=== SHORT TASK 1 ===
Decide whether each statement below agrees with the article on sea turtle bycatch. Answer yes or no for each, and quote the words from the article that settle it.
(a) Net illumination has been found to cut seabird bycatch in coastal net fisheries at night by 85 percent.
(b) The exact reasons why net illumination works are already known.
(c) More bycatch research has been done on coastal fisheries than on industrial-scale fisheries.
=== SHORT TASK 2 ===
Translate this sentence from the article on sea turtle bycatch into Spanish: "Small-scale or coastal fisheries are vital for food supply, food security, nutrition, income, and livelihoods worldwide."
=== SHORT TASK 3 ===
Proceed with the article on sea turtle bycatch, starting after its final sentence.

Do Sea Turtles See the Light? Developing Solar-Powered Illuminated Nets to Reduce Sea Turtle Bycatch

By JESSE SENKO, AGNESE MANCINI, MARK BAILLY, JENNIFER BLAIN CHRISTEN, LEKELIA JENKINS, and JOHN WANG

Small-scale or coastal fisheries are vital for food supply, food security, nutrition, income, and livelihoods worldwide. However, both overfishing and incidental catch (bycatch) of nontarget species in coastal fisheries can jeopardize their long-term viability and create problems for threatened species and sensitive habitats, as well as for the coastal communities that depend on those fisheries. Bycatch of sea turtles in gillnet and entangling net fisheries has been linked to declines in sea turtle populations worldwide and has also led to costly closures of fisheries in coastal communities that have few economic alternatives.

Unlike studies of industrial-scale fisheries, limited research has been done to evaluate bycatch and develop technologies that reduce bycatch impacts in coastal fisheries. But that is beginning to change. Recent research has found that net illumination—using battery-powered light-emitting diodes (LEDs) or chemical lightsticks—is capable of reducing bycatch of sea turtles (by 40–74 percent) as well as small cetaceans (by 70 percent) and seabirds (by 85 percent) in coastal net fisheries at night while maintaining catch rates of target fish species. Although the exact reasons why this technology is effective are not yet known, net illumination is believed to provide a visual cue that alerts sea turtles and other nontarget species to the presence of nets or otherwise deters them.

=== SOURCE MATERIAL ===
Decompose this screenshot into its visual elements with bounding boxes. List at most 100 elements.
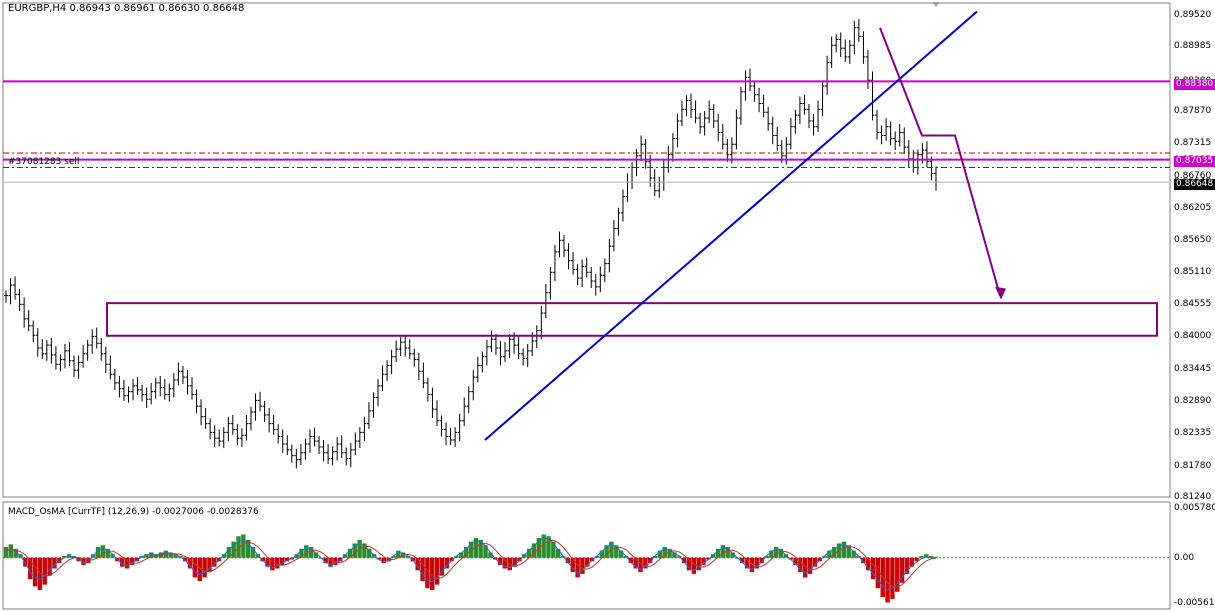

=== REPLY 1 ===
(a) Yes: "seabirds (by 85 percent)"
(b) No: "Although the exact reasons why this technology is effective are not yet known"
(c) No: "Unlike studies of industrial-scale fisheries, limited research has been done to evaluate bycatch and develop technologies that reduce bycatch impacts in coastal fisheries."

=== REPLY 2 ===
Las pesquerías de pequeña escala o costeras son vitales para el suministro de alimentos, la seguridad alimentaria, la nutrición, los ingresos y los medios de vida en todo el mundo.

=== REPLY 3 ===
Testing of net illumination has expanded into multiple coastal fisheries worldwide, but broader implementation has been hindered by the lack of a sustainable method to illuminate nets that addresses energy demands, as well as a design that matches the specific needs of gillnet fishers. In particular, light levels in LEDs that are currently used begin to diminish after a few weeks of continual use, and the energy demand means that batteries must be changed monthly to maintain their effectiveness in reducing bycatch. This results in high costs for coastal fishers as well as environmental concerns over battery disposal. For example, LEDs used in previous bycatch- reduction research used two AA batteries per LED. One gillnet fishing vessel with 1 kilometer length of net with LEDs spaced every 10 meters would use 100 LEDs, so 200 AA batteries would be needed for every change of batteries. Moreover, previously tested designs of LED lights were not optimized for net fishery operations, causing frequent snags and weighing down the net.

DEVELOPING SOLAR-POWERED NET ILLUMINATION

To address the challenges associated with current net illumination technology, we partnered with coastal fishers to develop a novel way to illuminate nets by harvesting renewable energy. Involving fishers in developing new gear and practices is an important step toward achieving fisher adoption and compliance of bycatch reduction technologies. Indeed, the most widely adopted gear modifications in commercial fisheries were developed by, or with strong input from, local fishers. Thus, in January 2018, we held our first of three workshops with local fishery leaders from northwestern Mexico to discuss developing a renewable-powered solution.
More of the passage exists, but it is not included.